* _What to work on_: Pull out all lines from the listing below in which the word "text" appears.
=== Raw data ===
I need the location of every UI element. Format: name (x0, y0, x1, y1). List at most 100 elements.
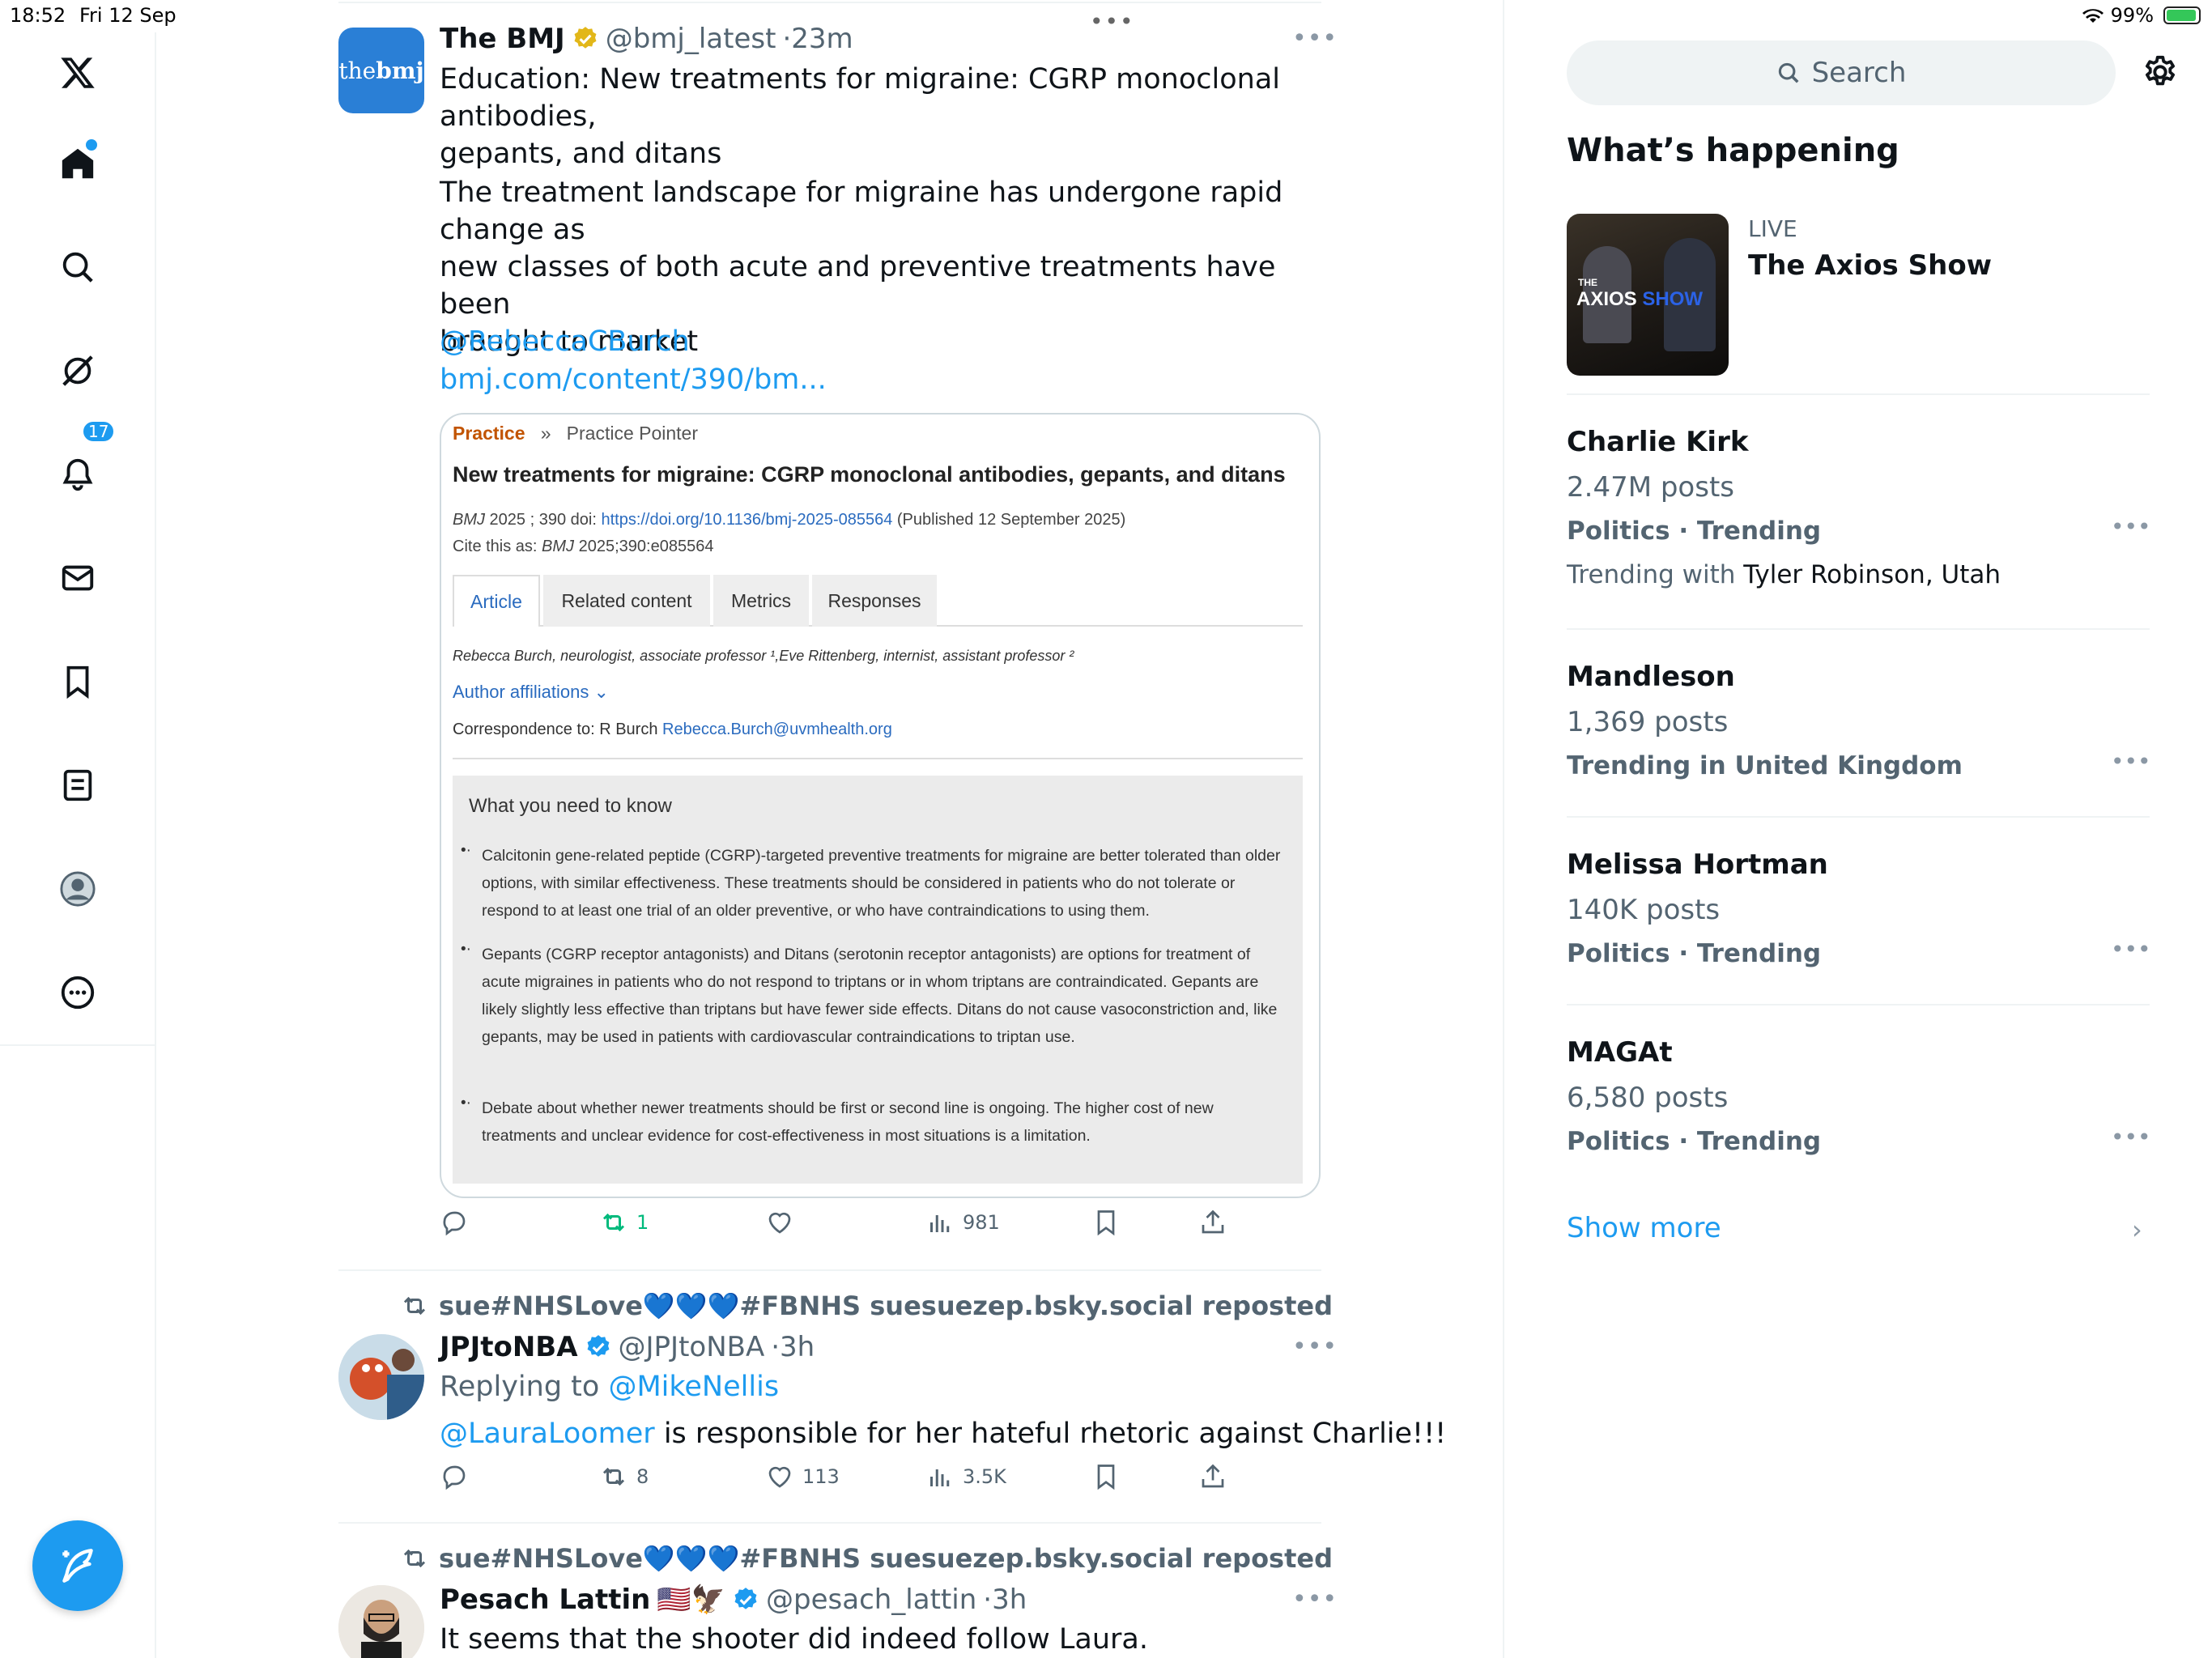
views-button[interactable]: 981 (925, 1208, 1000, 1237)
grok-icon[interactable] (53, 346, 102, 395)
repost-button[interactable]: 8 (599, 1462, 649, 1491)
live-title[interactable]: The Axios Show (1748, 249, 1992, 282)
bullet-mark: •· (461, 941, 471, 958)
bullet-text: Gepants (CGRP receptor antagonists) and … (482, 946, 1278, 1046)
trend-more-button[interactable]: ••• (2111, 748, 2151, 775)
more-options-icon[interactable] (53, 968, 102, 1017)
like-button[interactable]: 113 (765, 1462, 840, 1491)
trend-name: MAGAt (1567, 1036, 1673, 1069)
compose-post-button[interactable] (32, 1520, 123, 1611)
tweet-header: Pesach Lattin 🇺🇸🦅 @pesach_lattin · 3h (440, 1584, 1027, 1616)
breadcrumb-separator: » (540, 423, 551, 444)
trend-item[interactable]: MAGAt 6,580 posts Politics · Trending ••… (1567, 1036, 2151, 1174)
multitasking-dots[interactable]: ••• (1090, 8, 1135, 35)
repost-small-icon (403, 1549, 426, 1568)
tweet-time[interactable]: 23m (791, 23, 853, 55)
dot-separator: · (782, 23, 792, 55)
bookmark-icon (1097, 1210, 1115, 1236)
share-button[interactable] (1198, 1208, 1227, 1237)
tweet-actions: 8 113 3.5K (440, 1462, 1249, 1503)
reposted-by[interactable]: sue#NHSLove💙💙💙#FBNHS suesuezep.bsky.soci… (400, 1290, 1333, 1321)
share-button[interactable] (1198, 1462, 1227, 1491)
bookmark-button[interactable] (1091, 1208, 1121, 1237)
reply-to-link[interactable]: @MikeNellis (608, 1371, 779, 1403)
trend-name: Mandleson (1567, 661, 1735, 693)
profile-avatar-icon[interactable] (53, 865, 102, 913)
article-card[interactable]: Practice » Practice Pointer New treatmen… (440, 413, 1321, 1198)
show-more-link[interactable]: Show more (1567, 1212, 1721, 1244)
bookmarks-icon[interactable] (53, 657, 102, 706)
bmj-avatar[interactable]: the bmj (338, 28, 424, 113)
trend-more-button[interactable]: ••• (2111, 1124, 2151, 1150)
compose-feather-icon (62, 1549, 93, 1583)
avatar-text-bmj: bmj (376, 57, 424, 84)
author-name[interactable]: The BMJ (440, 23, 565, 55)
lists-icon[interactable] (53, 761, 102, 810)
views-button[interactable]: 3.5K (925, 1462, 1006, 1491)
trend-item[interactable]: Melissa Hortman 140K posts Politics · Tr… (1567, 848, 2151, 986)
heart-icon (768, 1466, 791, 1488)
author-handle[interactable]: @bmj_latest (606, 23, 776, 55)
explore-search-icon[interactable] (53, 243, 102, 291)
url-link[interactable]: bmj.com/content/390/bm... (440, 361, 827, 398)
bullet-text: Debate about whether newer treatments sh… (482, 1099, 1214, 1145)
tweet-time[interactable]: 3h (992, 1584, 1027, 1616)
citation-volume: 2025 ; 390 doi: (485, 511, 602, 529)
status-date: Fri 12 Sep (79, 4, 177, 27)
settings-gear-icon[interactable] (2142, 53, 2179, 91)
trend-category: Politics · Trending (1567, 1127, 1822, 1156)
trending-with: Trending with Tyler Robinson, Utah (1567, 560, 2001, 589)
mention-link[interactable]: @RebeccaCBurch (440, 323, 690, 360)
tweet-header: JPJtoNBA @JPJtoNBA · 3h (440, 1331, 815, 1363)
bookmark-icon (1097, 1465, 1115, 1490)
bullet-text: Calcitonin gene-related peptide (CGRP)-t… (482, 847, 1281, 920)
author-handle[interactable]: @JPJtoNBA (619, 1331, 765, 1363)
live-thumbnail[interactable]: THE AXIOS SHOW (1567, 214, 1729, 376)
like-count: 113 (802, 1465, 840, 1488)
tweet-time[interactable]: 3h (780, 1331, 815, 1363)
tweet-header: The BMJ @bmj_latest · 23m (440, 23, 853, 55)
status-time: 18:52 (10, 4, 66, 27)
pesach-lattin-avatar[interactable] (338, 1585, 424, 1658)
sidebar-divider (1567, 393, 2150, 395)
live-label: LIVE (1748, 215, 1797, 242)
tweet-more-button[interactable]: ••• (1292, 24, 1338, 53)
trend-more-button[interactable]: ••• (2111, 936, 2151, 963)
tab-related-content: Related content (543, 575, 710, 627)
reposted-by-text: sue#NHSLove💙💙💙#FBNHS suesuezep.bsky.soci… (439, 1543, 1333, 1574)
trending-with-prefix: Trending with (1567, 560, 1736, 589)
avatar-image (338, 1334, 424, 1420)
bookmark-button[interactable] (1091, 1462, 1121, 1491)
repost-icon (602, 1467, 625, 1486)
mention-link[interactable]: @LauraLoomer (440, 1418, 655, 1450)
search-input[interactable]: Search (1567, 40, 2116, 105)
reply-button[interactable] (440, 1462, 469, 1491)
reply-icon (443, 1211, 466, 1236)
trend-more-button[interactable]: ••• (2111, 513, 2151, 540)
author-name[interactable]: Pesach Lattin (440, 1584, 650, 1616)
reposted-by[interactable]: sue#NHSLove💙💙💙#FBNHS suesuezep.bsky.soci… (400, 1543, 1333, 1574)
chevron-right-icon: › (2132, 1214, 2142, 1245)
reply-icon (443, 1465, 466, 1490)
tweet-more-button[interactable]: ••• (1292, 1333, 1338, 1361)
tweet-more-button[interactable]: ••• (1292, 1585, 1338, 1613)
x-logo-icon[interactable] (53, 49, 102, 97)
gold-verified-badge-icon (574, 27, 597, 49)
trend-item[interactable]: Mandleson 1,369 posts Trending in United… (1567, 661, 2151, 798)
avatar-image (338, 1585, 424, 1658)
trend-item[interactable]: Charlie Kirk 2.47M posts Politics · Tren… (1567, 426, 2151, 612)
whats-happening-heading: What’s happening (1567, 132, 1899, 169)
trend-category: Politics · Trending (1567, 517, 1822, 546)
logo-the: THE (1578, 277, 1597, 288)
author-handle[interactable]: @pesach_lattin (766, 1584, 976, 1616)
breadcrumb-section: Practice (453, 423, 525, 444)
like-button[interactable] (765, 1208, 794, 1237)
messages-envelope-icon[interactable] (53, 554, 102, 602)
timeline-top-divider (338, 2, 1321, 3)
reply-button[interactable] (440, 1208, 469, 1237)
notifications-bell-icon[interactable] (53, 450, 102, 499)
repost-button[interactable]: 1 (599, 1208, 649, 1237)
jpjtonba-avatar[interactable] (338, 1334, 424, 1420)
journal-name: BMJ (453, 511, 485, 529)
author-name[interactable]: JPJtoNBA (440, 1331, 578, 1363)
===
* _Output of the task_:
bullet-text: Gepants (CGRP receptor antagonists) and … (482, 946, 1278, 1046)
avatar-text-bmj: bmj (376, 57, 424, 84)
bullet-text: Debate about whether newer treatments sh… (482, 1099, 1214, 1145)
bullet-text: Calcitonin gene-related peptide (CGRP)-t… (482, 847, 1281, 920)
reposted-by-text: sue#NHSLove💙💙💙#FBNHS suesuezep.bsky.soci… (439, 1543, 1333, 1574)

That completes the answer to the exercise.